Kutipan Terpilih =>
Selasa, 10 Maret 2015

Pengertian Studi Islam, Islam Sebagai Objek Kajian, Pendekatan Islam Normatif dan Islam Historis

A.    PENDAHULUAN
Islam mengajarkan kehidupan yang dinamis dan progresif, menghargai akal pikiran melalui pengembangan ilmu pengetahuan dan teknologi, bersikap seimbang dalam memenuhi kebutuhan material dan spritual, senantiasa mengembangkan kepedulian sosial, menghargai waktu, bersikap terbuka, demokratis, berorientasi pada kualitas, egaliter, kemitraan, anti feodalistik, mencintai kebersihan, megutamakan persaudaraan, berakhlak mulia dan sikap-sikap positif lainnya. [1]
Sebagai agama yang memiliki banyak dimensi, Islam banyak memberikan konstribusi  yang sangat besar bagi kehidupan manusia dalam menjalankan tugasnya sehingga diharapkan dapat menyelamatkan sebagaimana makna Islam yang ia pegang sebagai jenjang menuju keselamatan. Sehingga dari abad ke-19 agama Islam khususnya dijadikan sebagai objek studi dan kajian agama hingga saat ini.

Tujuan Tugas a =>
Ringkaslah teks tentang studi Islam ini dalam dua kalimat.
Teks tersebut dan entri berikut tidak saling berhubungan.

Bahan Tugas =>

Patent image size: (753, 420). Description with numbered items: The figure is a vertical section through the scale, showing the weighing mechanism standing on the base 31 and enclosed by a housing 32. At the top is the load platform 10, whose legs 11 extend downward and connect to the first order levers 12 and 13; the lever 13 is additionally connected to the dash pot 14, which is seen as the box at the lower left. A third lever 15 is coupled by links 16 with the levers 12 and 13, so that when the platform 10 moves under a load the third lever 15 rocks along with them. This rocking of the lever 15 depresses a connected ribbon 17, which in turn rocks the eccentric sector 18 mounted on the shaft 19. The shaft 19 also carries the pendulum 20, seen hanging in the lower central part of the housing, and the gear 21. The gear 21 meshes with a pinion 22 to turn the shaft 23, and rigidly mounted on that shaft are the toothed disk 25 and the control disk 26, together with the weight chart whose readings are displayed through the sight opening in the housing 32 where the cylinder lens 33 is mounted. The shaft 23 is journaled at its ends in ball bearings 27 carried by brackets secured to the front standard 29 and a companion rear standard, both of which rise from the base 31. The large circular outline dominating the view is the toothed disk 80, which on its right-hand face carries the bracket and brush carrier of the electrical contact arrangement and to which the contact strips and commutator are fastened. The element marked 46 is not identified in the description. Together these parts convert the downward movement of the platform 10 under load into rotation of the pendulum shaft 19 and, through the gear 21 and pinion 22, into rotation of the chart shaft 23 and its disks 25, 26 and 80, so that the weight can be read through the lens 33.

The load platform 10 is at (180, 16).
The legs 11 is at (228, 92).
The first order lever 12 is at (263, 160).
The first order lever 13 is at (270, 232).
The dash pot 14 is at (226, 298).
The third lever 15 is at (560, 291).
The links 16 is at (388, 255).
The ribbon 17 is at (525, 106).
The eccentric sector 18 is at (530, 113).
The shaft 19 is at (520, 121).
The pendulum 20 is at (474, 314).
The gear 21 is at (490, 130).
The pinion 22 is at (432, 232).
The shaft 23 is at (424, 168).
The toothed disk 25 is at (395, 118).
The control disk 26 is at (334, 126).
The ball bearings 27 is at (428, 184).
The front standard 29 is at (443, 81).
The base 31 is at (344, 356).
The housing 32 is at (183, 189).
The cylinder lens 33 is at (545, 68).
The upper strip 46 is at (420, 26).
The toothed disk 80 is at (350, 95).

Tujuan Tugas b =>
Susun baris-baris entri sebagai daftar JSON berisi string, satu string untuk setiap baris, tanpa baris kosong. Mulailah dari baris pertama entri dan berhentilah setelah baris yang memuat "The dash pot 14 is at (226, 298).", dengan kedua ujung ikut disertakan.

Penyelesaian Latihan a =>
Islam mengajarkan kehidupan yang dinamis dan progresif, menghargai akal pikiran, bersikap seimbang dalam memenuhi kebutuhan material dan spiritual, serta menjunjung sikap positif seperti kepedulian sosial, keterbukaan, dan akhlak mulia. Sebagai agama yang memiliki banyak dimensi dan memberi kontribusi besar bagi kehidupan manusia, Islam dijadikan objek studi dan kajian agama sejak abad ke-19 hingga saat ini.

Penyelesaian Latihan b =>
[
  "Patent image size: (753, 420). Description with numbered items: The figure is a vertical section through the scale, showing the weighing mechanism standing on the base 31 and enclosed by a housing 32. At the top is the load platform 10, whose legs 11 extend downward and connect to the first order levers 12 and 13; the lever 13 is additionally connected to the dash pot 14, which is seen as the box at the lower left. A third lever 15 is coupled by links 16 with the levers 12 and 13, so that when the platform 10 moves under a load the third lever 15 rocks along with them. This rocking of the lever 15 depresses a connected ribbon 17, which in turn rocks the eccentric sector 18 mounted on the shaft 19. The shaft 19 also carries the pendulum 20, seen hanging in the lower central part of the housing, and the gear 21. The gear 21 meshes with a pinion 22 to turn the shaft 23, and rigidly mounted on that shaft are the toothed disk 25 and the control disk 26, together with the weight chart whose readings are displayed through the sight opening in the housing 32 where the cylinder lens 33 is mounted. The shaft 23 is journaled at its ends in ball bearings 27 carried by brackets secured to the front standard 29 and a companion rear standard, both of which rise from the base 31. The large circular outline dominating the view is the toothed disk 80, which on its right-hand face carries the bracket and brush carrier of the electrical contact arrangement and to which the contact strips and commutator are fastened. The element marked 46 is not identified in the description. Together these parts convert the downward movement of the platform 10 under load into rotation of the pendulum shaft 19 and, through the gear 21 and pinion 22, into rotation of the chart shaft 23 and its disks 25, 26 and 80, so that the weight can be read through the lens 33.",
  "The load platform 10 is at (180, 16).",
  "The legs 11 is at (228, 92).",
  "The first order lever 12 is at (263, 160).",
  "The first order lever 13 is at (270, 232).",
  "The dash pot 14 is at (226, 298)."
]